> **Text provided**
In the bitcoin source code in txmempool.h, a comment says that unconfirmed transactions are indexed by five criteria:

 * mapTx is a boost::multi_index that sorts the mempool on 5 criteria:
 * - transaction hash (txid)
 * - witness-transaction hash (wtxid)
 * - descendant feerate [we use max(feerate of tx, feerate of tx with all descendants)]
 * - time in mempool
 * - ancestor feerate [we use min(feerate of tx, feerate of tx with all unconfirmed ancestors)]

I can understand why would we need to index transactions by the time they are in the mempool. But I can't understand the need for sorting them based on txid and wtxid (while they are hash output, so they are like random numbers, why bother to index them?). And I also don't understand the meaning of descendant feerate and ancestor feerate. The simple concept I can deduce is that miners are willing to put transactions with higher fee rates in their block, so sorting based simply on fee rate makes sense to me, but why is sorting based on parents and children of a transaction?

Dataset entries
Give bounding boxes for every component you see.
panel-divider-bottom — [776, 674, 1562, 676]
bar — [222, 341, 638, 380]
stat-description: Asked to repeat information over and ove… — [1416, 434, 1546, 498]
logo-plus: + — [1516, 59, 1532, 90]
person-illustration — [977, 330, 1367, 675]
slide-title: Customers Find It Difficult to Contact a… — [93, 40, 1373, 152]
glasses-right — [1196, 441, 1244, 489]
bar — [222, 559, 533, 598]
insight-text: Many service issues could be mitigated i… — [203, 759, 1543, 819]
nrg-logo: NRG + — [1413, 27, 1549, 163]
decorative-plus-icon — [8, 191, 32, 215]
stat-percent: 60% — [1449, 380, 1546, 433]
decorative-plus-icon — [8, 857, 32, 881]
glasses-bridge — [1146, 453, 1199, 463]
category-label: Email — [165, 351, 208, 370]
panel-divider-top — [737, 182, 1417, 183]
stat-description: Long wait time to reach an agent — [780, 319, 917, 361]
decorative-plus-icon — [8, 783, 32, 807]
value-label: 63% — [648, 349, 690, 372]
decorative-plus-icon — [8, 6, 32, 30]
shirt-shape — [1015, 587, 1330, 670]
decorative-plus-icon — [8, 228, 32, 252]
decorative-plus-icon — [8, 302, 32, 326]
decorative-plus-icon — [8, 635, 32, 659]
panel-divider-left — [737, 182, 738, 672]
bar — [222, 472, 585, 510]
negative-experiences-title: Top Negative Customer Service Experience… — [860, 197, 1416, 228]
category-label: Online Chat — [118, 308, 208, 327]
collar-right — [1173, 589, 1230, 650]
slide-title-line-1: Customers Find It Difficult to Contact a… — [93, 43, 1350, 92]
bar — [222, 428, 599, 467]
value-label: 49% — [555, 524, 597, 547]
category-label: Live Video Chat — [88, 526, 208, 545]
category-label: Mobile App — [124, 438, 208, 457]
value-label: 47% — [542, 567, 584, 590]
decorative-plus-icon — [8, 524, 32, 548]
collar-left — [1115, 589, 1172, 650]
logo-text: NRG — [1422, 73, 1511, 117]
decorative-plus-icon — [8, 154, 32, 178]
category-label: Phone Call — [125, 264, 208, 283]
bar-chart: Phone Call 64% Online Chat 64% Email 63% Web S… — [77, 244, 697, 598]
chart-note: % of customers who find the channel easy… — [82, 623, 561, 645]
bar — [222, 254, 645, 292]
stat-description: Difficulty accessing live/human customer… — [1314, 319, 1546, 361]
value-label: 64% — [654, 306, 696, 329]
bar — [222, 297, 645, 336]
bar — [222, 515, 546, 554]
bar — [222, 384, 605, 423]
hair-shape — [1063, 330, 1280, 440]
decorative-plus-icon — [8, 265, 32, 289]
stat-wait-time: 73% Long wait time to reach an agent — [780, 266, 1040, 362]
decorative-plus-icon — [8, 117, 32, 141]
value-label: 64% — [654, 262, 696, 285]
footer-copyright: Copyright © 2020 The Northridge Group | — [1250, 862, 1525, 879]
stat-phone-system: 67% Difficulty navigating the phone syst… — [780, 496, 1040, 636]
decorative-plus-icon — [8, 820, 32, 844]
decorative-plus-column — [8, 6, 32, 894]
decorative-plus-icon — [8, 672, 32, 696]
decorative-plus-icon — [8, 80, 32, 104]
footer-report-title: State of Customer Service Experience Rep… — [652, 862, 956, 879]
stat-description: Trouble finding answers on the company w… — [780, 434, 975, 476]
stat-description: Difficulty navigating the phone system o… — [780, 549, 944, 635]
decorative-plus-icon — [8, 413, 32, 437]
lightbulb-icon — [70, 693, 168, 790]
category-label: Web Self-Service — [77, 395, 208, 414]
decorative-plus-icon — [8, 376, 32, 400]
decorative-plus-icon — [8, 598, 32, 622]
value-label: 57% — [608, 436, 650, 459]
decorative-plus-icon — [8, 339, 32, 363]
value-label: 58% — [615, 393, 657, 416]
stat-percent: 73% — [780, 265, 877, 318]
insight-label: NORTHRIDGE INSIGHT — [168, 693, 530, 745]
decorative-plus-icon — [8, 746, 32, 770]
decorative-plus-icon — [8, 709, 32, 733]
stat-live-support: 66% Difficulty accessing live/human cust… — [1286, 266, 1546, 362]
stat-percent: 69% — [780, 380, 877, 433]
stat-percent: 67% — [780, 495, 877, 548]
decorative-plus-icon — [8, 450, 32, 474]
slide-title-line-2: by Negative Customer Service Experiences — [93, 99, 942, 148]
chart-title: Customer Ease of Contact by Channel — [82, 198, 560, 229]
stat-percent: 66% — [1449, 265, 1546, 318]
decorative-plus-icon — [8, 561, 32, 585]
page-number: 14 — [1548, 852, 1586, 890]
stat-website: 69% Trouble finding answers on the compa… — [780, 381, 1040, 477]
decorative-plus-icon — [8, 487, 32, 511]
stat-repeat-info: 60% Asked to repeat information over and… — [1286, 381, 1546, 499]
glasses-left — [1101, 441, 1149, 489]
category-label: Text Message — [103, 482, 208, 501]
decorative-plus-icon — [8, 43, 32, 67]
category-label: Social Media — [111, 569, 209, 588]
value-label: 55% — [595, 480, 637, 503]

> **Problems to work on**
A. Transcribe the part of the mempool passage that begins at the words "I can understand" and stops after the words "of a transaction?".
B. Decide whether each statement agrees with the mempool passage, answering yes or no and quoting the deciding words: (i) The comment says mapTx sorts the mempool on five criteria. (ii) The writer cannot see why transactions would be indexed by their time in the mempool. (iii) For ancestor feerate, the comment takes the maximum of the two feerates.

> **Responses per task**
A.
I can understand why would we need to index transactions by the time they are in the mempool. But I can't understand the need for sorting them based on txid and wtxid (while they are hash output, so they are like random numbers, why bother to index them?). And I also don't understand the meaning of descendant feerate and ancestor feerate. The simple concept I can deduce is that miners are willing to put transactions with higher fee rates in their block, so sorting based simply on fee rate makes sense to me, but why is sorting based on parents and children of a transaction?

B.
(i) Yes: "mapTx is a boost::multi_index that sorts the mempool on 5 criteria"
(ii) No: "I can understand why would we need to index transactions by the time they are in the mempool."
(iii) No: "we use min(feerate of tx, feerate of tx with all unconfirmed ancestors)"